Task goal: Can you write out all the lines word for word, with no pictures?

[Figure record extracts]
* * *
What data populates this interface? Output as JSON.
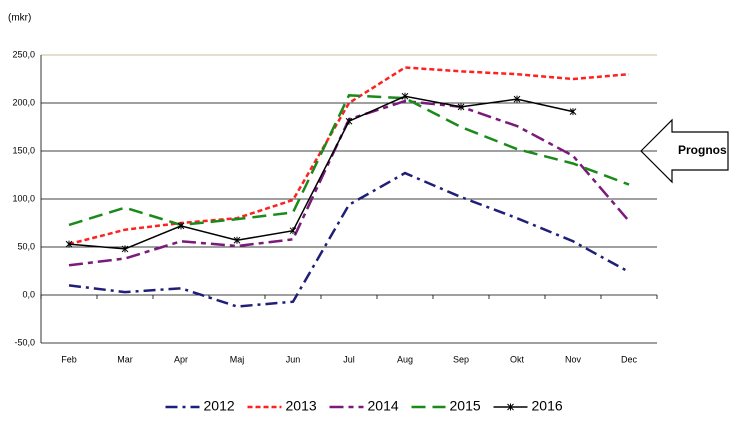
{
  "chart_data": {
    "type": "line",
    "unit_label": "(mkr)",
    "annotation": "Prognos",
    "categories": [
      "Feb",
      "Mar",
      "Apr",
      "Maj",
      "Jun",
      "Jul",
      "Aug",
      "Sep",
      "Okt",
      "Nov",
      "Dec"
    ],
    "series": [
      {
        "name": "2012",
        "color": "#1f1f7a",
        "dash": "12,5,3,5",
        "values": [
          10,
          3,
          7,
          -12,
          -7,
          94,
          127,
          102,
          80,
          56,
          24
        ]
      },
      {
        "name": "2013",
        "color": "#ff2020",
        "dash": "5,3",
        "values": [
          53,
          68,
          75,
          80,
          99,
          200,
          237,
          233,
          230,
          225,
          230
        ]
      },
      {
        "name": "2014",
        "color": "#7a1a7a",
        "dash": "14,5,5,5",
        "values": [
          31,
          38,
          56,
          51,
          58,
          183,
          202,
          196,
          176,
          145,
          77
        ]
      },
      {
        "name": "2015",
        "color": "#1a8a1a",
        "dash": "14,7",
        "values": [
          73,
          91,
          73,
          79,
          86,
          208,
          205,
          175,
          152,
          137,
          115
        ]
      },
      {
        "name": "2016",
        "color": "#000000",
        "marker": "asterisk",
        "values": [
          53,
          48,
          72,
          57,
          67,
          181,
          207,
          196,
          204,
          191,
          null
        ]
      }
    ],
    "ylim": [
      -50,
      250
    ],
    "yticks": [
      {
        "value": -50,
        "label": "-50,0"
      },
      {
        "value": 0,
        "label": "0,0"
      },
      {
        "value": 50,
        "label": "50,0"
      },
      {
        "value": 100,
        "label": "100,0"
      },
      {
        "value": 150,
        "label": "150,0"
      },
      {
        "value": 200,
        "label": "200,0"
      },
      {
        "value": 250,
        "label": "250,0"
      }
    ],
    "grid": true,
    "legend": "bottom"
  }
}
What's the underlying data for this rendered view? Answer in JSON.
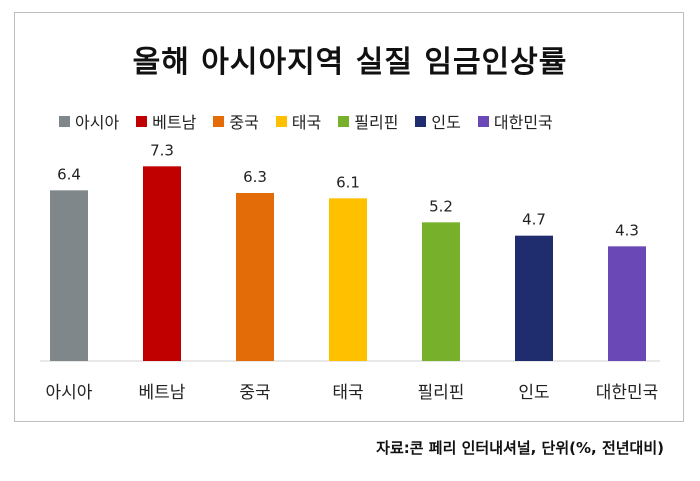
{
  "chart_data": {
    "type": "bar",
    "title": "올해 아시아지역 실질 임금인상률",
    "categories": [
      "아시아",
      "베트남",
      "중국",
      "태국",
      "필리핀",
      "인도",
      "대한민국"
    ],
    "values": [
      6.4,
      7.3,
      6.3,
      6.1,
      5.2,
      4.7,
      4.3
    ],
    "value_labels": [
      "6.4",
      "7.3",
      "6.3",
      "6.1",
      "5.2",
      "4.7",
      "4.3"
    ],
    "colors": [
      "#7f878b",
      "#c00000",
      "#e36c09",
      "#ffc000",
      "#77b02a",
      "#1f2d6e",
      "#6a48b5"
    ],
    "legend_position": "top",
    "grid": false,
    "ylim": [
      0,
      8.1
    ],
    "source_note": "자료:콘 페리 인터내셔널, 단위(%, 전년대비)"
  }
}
* * *
Solved problem:
What data populates this interface? Output as JSON.
{
  "chart_data": {
    "type": "line",
    "unit_label": "(mkr)",
    "annotation": "Prognos",
    "categories": [
      "Feb",
      "Mar",
      "Apr",
      "Maj",
      "Jun",
      "Jul",
      "Aug",
      "Sep",
      "Okt",
      "Nov",
      "Dec"
    ],
    "series": [
      {
        "name": "2012",
        "color": "#1f1f7a",
        "dash": "12,5,3,5",
        "values": [
          10,
          3,
          7,
          -12,
          -7,
          94,
          127,
          102,
          80,
          56,
          24
        ]
      },
      {
        "name": "2013",
        "color": "#ff2020",
        "dash": "5,3",
        "values": [
          53,
          68,
          75,
          80,
          99,
          200,
          237,
          233,
          230,
          225,
          230
        ]
      },
      {
        "name": "2014",
        "color": "#7a1a7a",
        "dash": "14,5,5,5",
        "values": [
          31,
          38,
          56,
          51,
          58,
          183,
          202,
          196,
          176,
          145,
          77
        ]
      },
      {
        "name": "2015",
        "color": "#1a8a1a",
        "dash": "14,7",
        "values": [
          73,
          91,
          73,
          79,
          86,
          208,
          205,
          175,
          152,
          137,
          115
        ]
      },
      {
        "name": "2016",
        "color": "#000000",
        "marker": "asterisk",
        "values": [
          53,
          48,
          72,
          57,
          67,
          181,
          207,
          196,
          204,
          191,
          null
        ]
      }
    ],
    "ylim": [
      -50,
      250
    ],
    "yticks": [
      {
        "value": -50,
        "label": "-50,0"
      },
      {
        "value": 0,
        "label": "0,0"
      },
      {
        "value": 50,
        "label": "50,0"
      },
      {
        "value": 100,
        "label": "100,0"
      },
      {
        "value": 150,
        "label": "150,0"
      },
      {
        "value": 200,
        "label": "200,0"
      },
      {
        "value": 250,
        "label": "250,0"
      }
    ],
    "grid": true,
    "legend": "bottom"
  }
}
What's the underlying data for this rendered view? Answer in JSON.
{
  "chart_data": {
    "type": "bar",
    "title": "올해 아시아지역 실질 임금인상률",
    "categories": [
      "아시아",
      "베트남",
      "중국",
      "태국",
      "필리핀",
      "인도",
      "대한민국"
    ],
    "values": [
      6.4,
      7.3,
      6.3,
      6.1,
      5.2,
      4.7,
      4.3
    ],
    "value_labels": [
      "6.4",
      "7.3",
      "6.3",
      "6.1",
      "5.2",
      "4.7",
      "4.3"
    ],
    "colors": [
      "#7f878b",
      "#c00000",
      "#e36c09",
      "#ffc000",
      "#77b02a",
      "#1f2d6e",
      "#6a48b5"
    ],
    "legend_position": "top",
    "grid": false,
    "ylim": [
      0,
      8.1
    ],
    "source_note": "자료:콘 페리 인터내셔널, 단위(%, 전년대비)"
  }
}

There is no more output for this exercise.